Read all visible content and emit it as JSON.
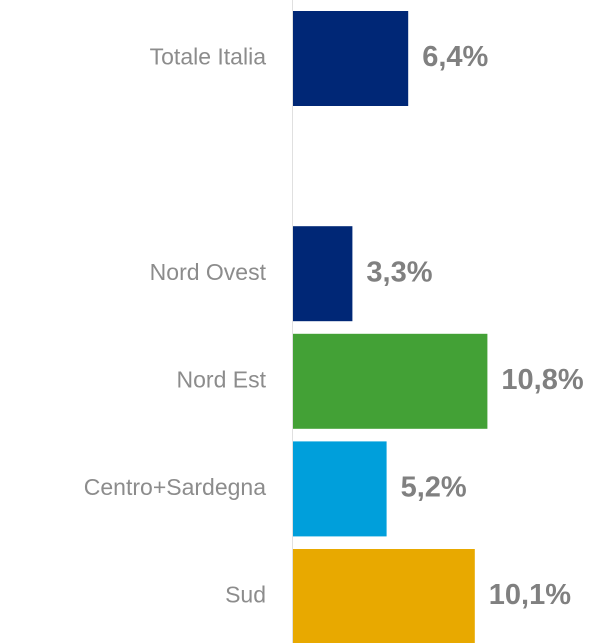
{
  "chart_data": {
    "type": "barh",
    "categories": [
      "Totale Italia",
      null,
      "Nord Ovest",
      "Nord Est",
      "Centro+Sardegna",
      "Sud"
    ],
    "values": [
      6.4,
      null,
      3.3,
      10.8,
      5.2,
      10.1
    ],
    "value_labels": [
      "6,4%",
      null,
      "3,3%",
      "10,8%",
      "5,2%",
      "10,1%"
    ],
    "colors": [
      "#002776",
      null,
      "#002776",
      "#43a136",
      "#009fdb",
      "#e8a900"
    ]
  }
}
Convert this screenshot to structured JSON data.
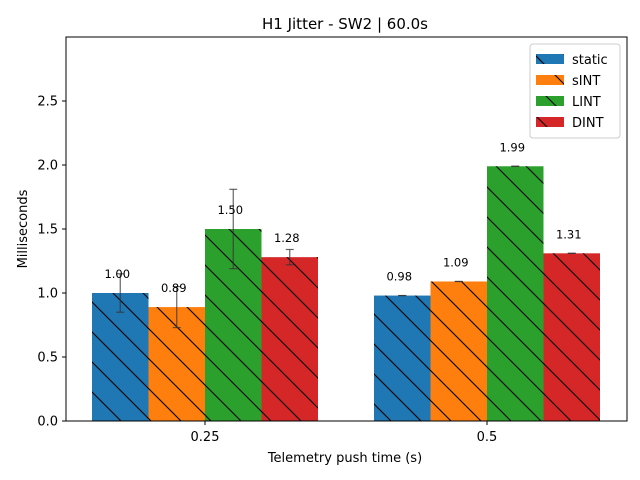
{
  "chart_data": {
    "type": "bar",
    "title": "H1 Jitter - SW2 | 60.0s",
    "xlabel": "Telemetry push time (s)",
    "ylabel": "Milliseconds",
    "categories": [
      "0.25",
      "0.5"
    ],
    "ylim": [
      0,
      3.0
    ],
    "yticks": [
      "0.0",
      "0.5",
      "1.0",
      "1.5",
      "2.0",
      "2.5"
    ],
    "grid": false,
    "legend_position": "top-right",
    "series": [
      {
        "name": "static",
        "color": "#1f77b4",
        "values": [
          1.0,
          0.98
        ],
        "labels": [
          "1.00",
          "0.98"
        ],
        "errors": [
          0.15,
          0.0
        ]
      },
      {
        "name": "sINT",
        "color": "#ff7f0e",
        "values": [
          0.89,
          1.09
        ],
        "labels": [
          "0.89",
          "1.09"
        ],
        "errors": [
          0.16,
          0.0
        ]
      },
      {
        "name": "LINT",
        "color": "#2ca02c",
        "values": [
          1.5,
          1.99
        ],
        "labels": [
          "1.50",
          "1.99"
        ],
        "errors": [
          0.31,
          0.0
        ]
      },
      {
        "name": "DINT",
        "color": "#d62728",
        "values": [
          1.28,
          1.31
        ],
        "labels": [
          "1.28",
          "1.31"
        ],
        "errors": [
          0.06,
          0.0
        ]
      }
    ]
  }
}
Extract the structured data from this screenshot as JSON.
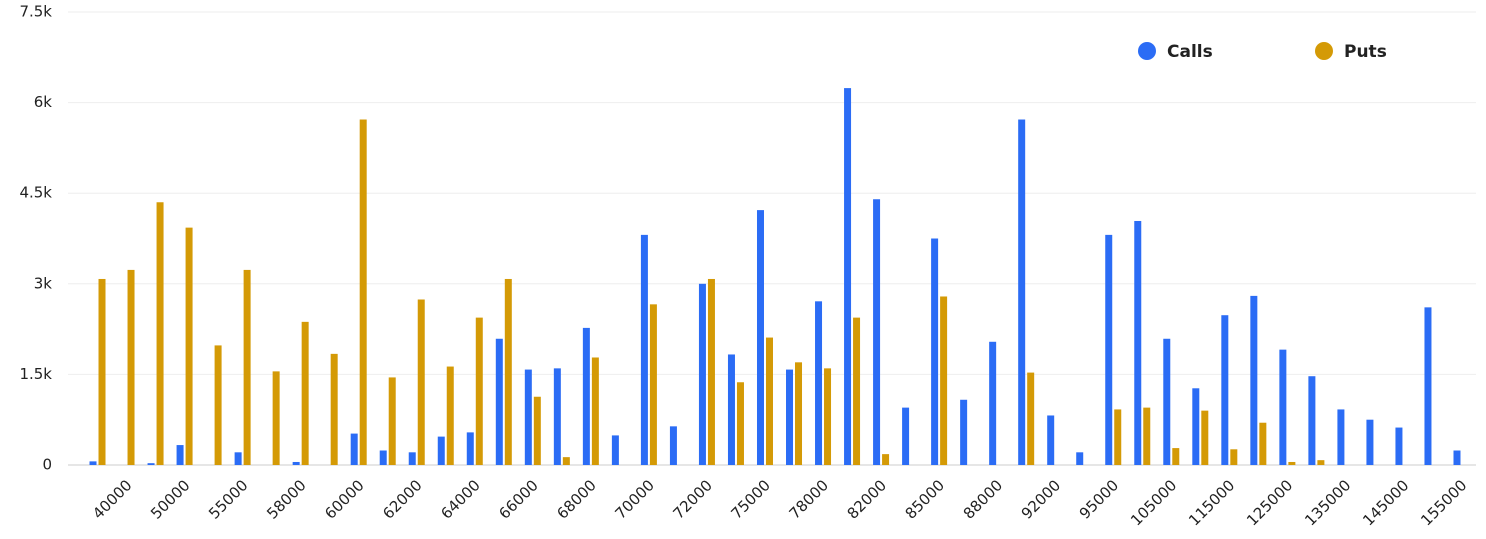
{
  "chart_data": {
    "type": "bar",
    "categories": [
      null,
      "40000",
      null,
      "50000",
      null,
      "55000",
      null,
      "58000",
      null,
      "60000",
      null,
      "62000",
      null,
      "64000",
      null,
      "66000",
      null,
      "68000",
      null,
      "70000",
      null,
      "72000",
      null,
      "75000",
      null,
      "78000",
      null,
      "82000",
      null,
      "85000",
      null,
      "88000",
      null,
      "92000",
      null,
      "95000",
      null,
      "105000",
      null,
      "115000",
      null,
      "125000",
      null,
      "135000",
      null,
      "145000",
      null,
      "155000"
    ],
    "series": [
      {
        "name": "Calls",
        "color": "#2b6cf5",
        "values": [
          60,
          0,
          30,
          330,
          0,
          210,
          0,
          50,
          0,
          520,
          240,
          210,
          470,
          540,
          2090,
          1580,
          1600,
          2270,
          490,
          3810,
          640,
          3000,
          1830,
          4220,
          1580,
          2710,
          6240,
          4400,
          950,
          3750,
          1080,
          2040,
          5720,
          820,
          210,
          3810,
          4040,
          2090,
          1270,
          2480,
          2800,
          1910,
          1470,
          920,
          750,
          620,
          2610,
          240
        ]
      },
      {
        "name": "Puts",
        "color": "#d49a06",
        "values": [
          3080,
          3230,
          4350,
          3930,
          1980,
          3230,
          1550,
          2370,
          1840,
          5720,
          1450,
          2740,
          1630,
          2440,
          3080,
          1130,
          130,
          1780,
          0,
          2660,
          0,
          3080,
          1370,
          2110,
          1700,
          1600,
          2440,
          180,
          0,
          2790,
          0,
          0,
          1530,
          0,
          0,
          920,
          950,
          280,
          900,
          260,
          700,
          50,
          80,
          0,
          0,
          0,
          0,
          0
        ]
      }
    ],
    "ylim": [
      0,
      7500
    ],
    "yticks": [
      0,
      {
        "value": 1500,
        "label": "1.5k"
      },
      {
        "value": 3000,
        "label": "3k"
      },
      {
        "value": 4500,
        "label": "4.5k"
      },
      {
        "value": 6000,
        "label": "6k"
      },
      {
        "value": 7500,
        "label": "7.5k"
      }
    ],
    "grid": true,
    "legend": "top-right"
  }
}
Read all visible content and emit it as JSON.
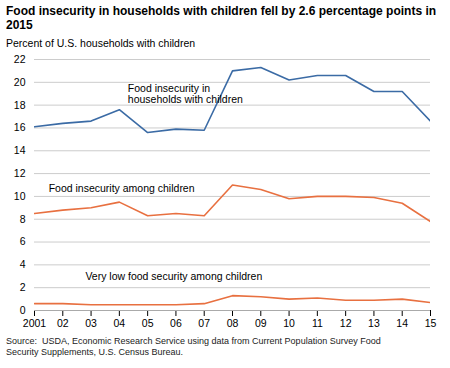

TASK DETAILS » Transcribe each line above verbatim, with the pictures left out.

RESPONSE »
Read all visible content and emit it as JSON.
{
  "chart_data": {
    "type": "barh",
    "categories": [
      "Totale Italia",
      null,
      "Nord Ovest",
      "Nord Est",
      "Centro+Sardegna",
      "Sud"
    ],
    "values": [
      6.4,
      null,
      3.3,
      10.8,
      5.2,
      10.1
    ],
    "value_labels": [
      "6,4%",
      null,
      "3,3%",
      "10,8%",
      "5,2%",
      "10,1%"
    ],
    "colors": [
      "#002776",
      null,
      "#002776",
      "#43a136",
      "#009fdb",
      "#e8a900"
    ]
  }
}
Convert this screenshot to structured JSON data.
{
  "chart_data": {
    "type": "bar",
    "title": "H1 Jitter - SW2 | 60.0s",
    "xlabel": "Telemetry push time (s)",
    "ylabel": "Milliseconds",
    "categories": [
      "0.25",
      "0.5"
    ],
    "ylim": [
      0,
      3.0
    ],
    "yticks": [
      "0.0",
      "0.5",
      "1.0",
      "1.5",
      "2.0",
      "2.5"
    ],
    "grid": false,
    "legend_position": "top-right",
    "series": [
      {
        "name": "static",
        "color": "#1f77b4",
        "values": [
          1.0,
          0.98
        ],
        "labels": [
          "1.00",
          "0.98"
        ],
        "errors": [
          0.15,
          0.0
        ]
      },
      {
        "name": "sINT",
        "color": "#ff7f0e",
        "values": [
          0.89,
          1.09
        ],
        "labels": [
          "0.89",
          "1.09"
        ],
        "errors": [
          0.16,
          0.0
        ]
      },
      {
        "name": "LINT",
        "color": "#2ca02c",
        "values": [
          1.5,
          1.99
        ],
        "labels": [
          "1.50",
          "1.99"
        ],
        "errors": [
          0.31,
          0.0
        ]
      },
      {
        "name": "DINT",
        "color": "#d62728",
        "values": [
          1.28,
          1.31
        ],
        "labels": [
          "1.28",
          "1.31"
        ],
        "errors": [
          0.06,
          0.0
        ]
      }
    ]
  }
}
Extract the structured data from this screenshot as JSON.
{
  "chart_data": {
    "type": "bar",
    "categories": [
      null,
      "40000",
      null,
      "50000",
      null,
      "55000",
      null,
      "58000",
      null,
      "60000",
      null,
      "62000",
      null,
      "64000",
      null,
      "66000",
      null,
      "68000",
      null,
      "70000",
      null,
      "72000",
      null,
      "75000",
      null,
      "78000",
      null,
      "82000",
      null,
      "85000",
      null,
      "88000",
      null,
      "92000",
      null,
      "95000",
      null,
      "105000",
      null,
      "115000",
      null,
      "125000",
      null,
      "135000",
      null,
      "145000",
      null,
      "155000"
    ],
    "series": [
      {
        "name": "Calls",
        "color": "#2b6cf5",
        "values": [
          60,
          0,
          30,
          330,
          0,
          210,
          0,
          50,
          0,
          520,
          240,
          210,
          470,
          540,
          2090,
          1580,
          1600,
          2270,
          490,
          3810,
          640,
          3000,
          1830,
          4220,
          1580,
          2710,
          6240,
          4400,
          950,
          3750,
          1080,
          2040,
          5720,
          820,
          210,
          3810,
          4040,
          2090,
          1270,
          2480,
          2800,
          1910,
          1470,
          920,
          750,
          620,
          2610,
          240
        ]
      },
      {
        "name": "Puts",
        "color": "#d49a06",
        "values": [
          3080,
          3230,
          4350,
          3930,
          1980,
          3230,
          1550,
          2370,
          1840,
          5720,
          1450,
          2740,
          1630,
          2440,
          3080,
          1130,
          130,
          1780,
          0,
          2660,
          0,
          3080,
          1370,
          2110,
          1700,
          1600,
          2440,
          180,
          0,
          2790,
          0,
          0,
          1530,
          0,
          0,
          920,
          950,
          280,
          900,
          260,
          700,
          50,
          80,
          0,
          0,
          0,
          0,
          0
        ]
      }
    ],
    "ylim": [
      0,
      7500
    ],
    "yticks": [
      0,
      {
        "value": 1500,
        "label": "1.5k"
      },
      {
        "value": 3000,
        "label": "3k"
      },
      {
        "value": 4500,
        "label": "4.5k"
      },
      {
        "value": 6000,
        "label": "6k"
      },
      {
        "value": 7500,
        "label": "7.5k"
      }
    ],
    "grid": true,
    "legend": "top-right"
  }
}
Read all visible content and emit it as JSON.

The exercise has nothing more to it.